## TASK MATERIAL
####

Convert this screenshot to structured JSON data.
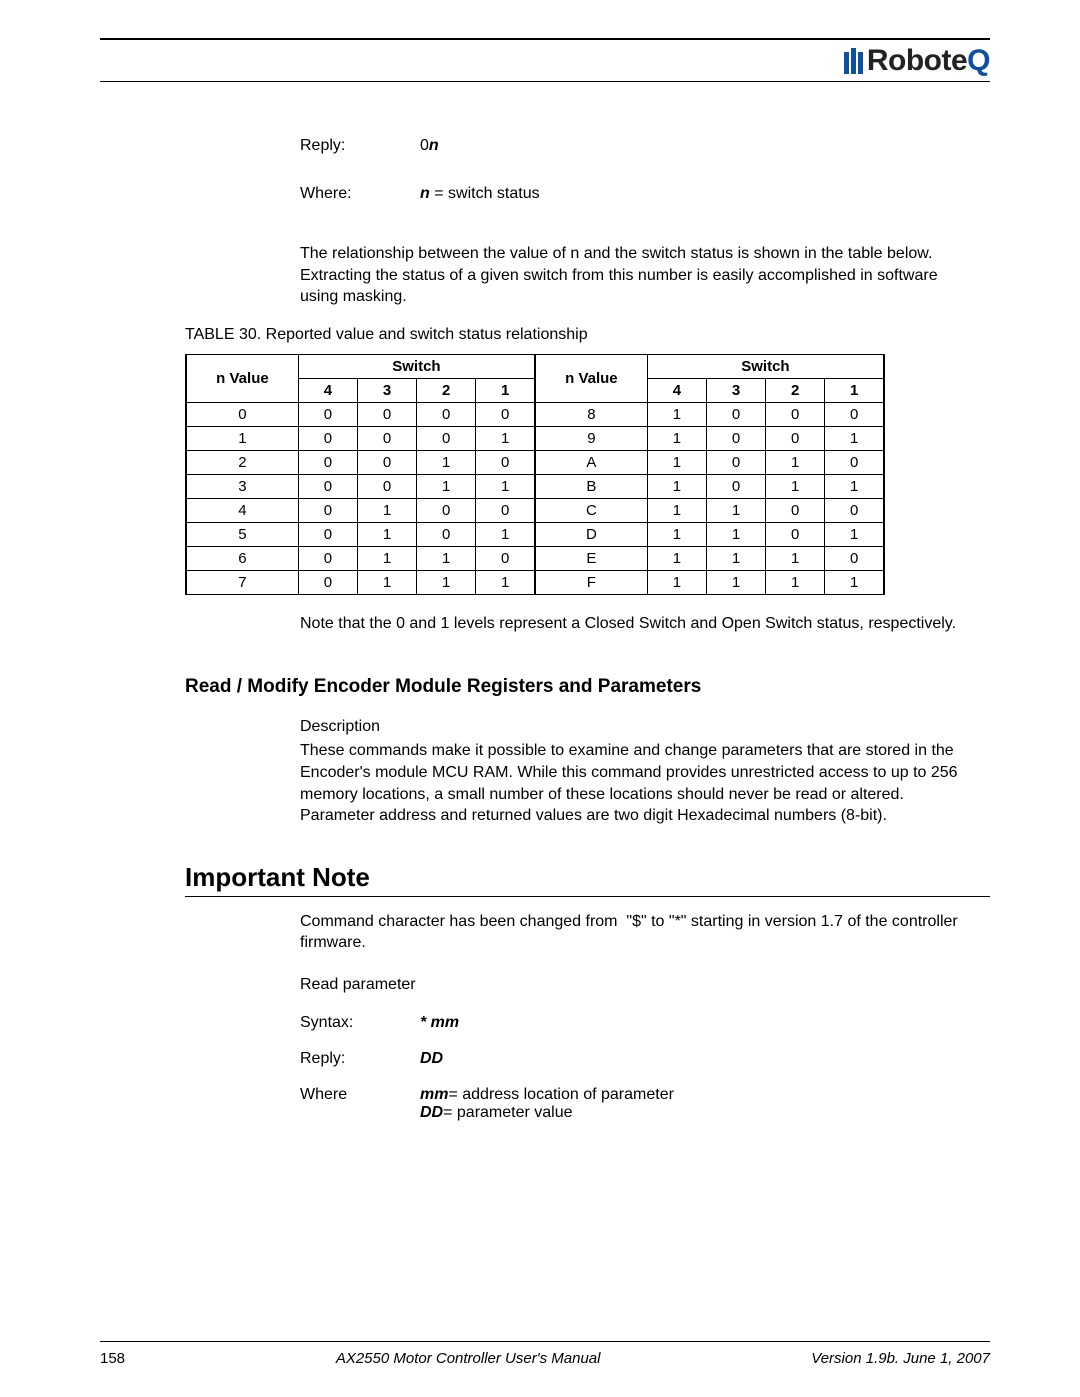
{
  "logo": {
    "name_prefix": "Robote",
    "name_accent": "Q"
  },
  "defs": {
    "reply_label": "Reply:",
    "reply_value_prefix": "0",
    "reply_value_var": "n",
    "where_label": "Where:",
    "where_var": "n",
    "where_rest": " = switch status"
  },
  "relationship_para": "The relationship between the value of n and the switch status is shown in the table below. Extracting the status of a given switch from this number is easily accomplished in software using masking.",
  "table_caption": "TABLE 30. Reported value and switch status relationship",
  "table_headers": {
    "n_value": "n Value",
    "switch": "Switch",
    "cols": [
      "4",
      "3",
      "2",
      "1"
    ]
  },
  "chart_data": {
    "type": "table",
    "title": "Reported value and switch status relationship",
    "columns_left": [
      "n Value",
      "Switch 4",
      "Switch 3",
      "Switch 2",
      "Switch 1"
    ],
    "columns_right": [
      "n Value",
      "Switch 4",
      "Switch 3",
      "Switch 2",
      "Switch 1"
    ],
    "rows": [
      {
        "left": [
          "0",
          "0",
          "0",
          "0",
          "0"
        ],
        "right": [
          "8",
          "1",
          "0",
          "0",
          "0"
        ]
      },
      {
        "left": [
          "1",
          "0",
          "0",
          "0",
          "1"
        ],
        "right": [
          "9",
          "1",
          "0",
          "0",
          "1"
        ]
      },
      {
        "left": [
          "2",
          "0",
          "0",
          "1",
          "0"
        ],
        "right": [
          "A",
          "1",
          "0",
          "1",
          "0"
        ]
      },
      {
        "left": [
          "3",
          "0",
          "0",
          "1",
          "1"
        ],
        "right": [
          "B",
          "1",
          "0",
          "1",
          "1"
        ]
      },
      {
        "left": [
          "4",
          "0",
          "1",
          "0",
          "0"
        ],
        "right": [
          "C",
          "1",
          "1",
          "0",
          "0"
        ]
      },
      {
        "left": [
          "5",
          "0",
          "1",
          "0",
          "1"
        ],
        "right": [
          "D",
          "1",
          "1",
          "0",
          "1"
        ]
      },
      {
        "left": [
          "6",
          "0",
          "1",
          "1",
          "0"
        ],
        "right": [
          "E",
          "1",
          "1",
          "1",
          "0"
        ]
      },
      {
        "left": [
          "7",
          "0",
          "1",
          "1",
          "1"
        ],
        "right": [
          "F",
          "1",
          "1",
          "1",
          "1"
        ]
      }
    ]
  },
  "note_para": "Note that the 0 and 1 levels represent a Closed Switch and Open Switch status, respectively.",
  "section_heading": "Read / Modify Encoder Module Registers and Parameters",
  "description_label": "Description",
  "description_text": "These commands make it possible to examine and change parameters that are stored in the Encoder's module MCU RAM. While this command provides unrestricted access to up to 256 memory locations, a small number of these locations should never be read or altered. Parameter address and returned values are two digit Hexadecimal numbers (8-bit).",
  "important_note_heading": "Important Note",
  "important_note_text_1": "Command character has been changed from ",
  "important_note_quote": " \"$\" to \"*\" ",
  "important_note_text_2": "starting in version 1.7 of the controller firmware.",
  "read_param_label": "Read parameter",
  "syntax": {
    "label": "Syntax:",
    "value": "* mm"
  },
  "reply2": {
    "label": "Reply:",
    "value": "DD"
  },
  "where2": {
    "label": "Where",
    "mm_var": "mm",
    "mm_rest": "= address location of parameter",
    "dd_var": "DD",
    "dd_rest": "= parameter value"
  },
  "footer": {
    "page": "158",
    "title": "AX2550 Motor Controller User's Manual",
    "version": "Version 1.9b. June 1, 2007"
  }
}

####

Give nothing but the count of lines in the listing above that hold the string "Reported".

## IN RESPONSE
2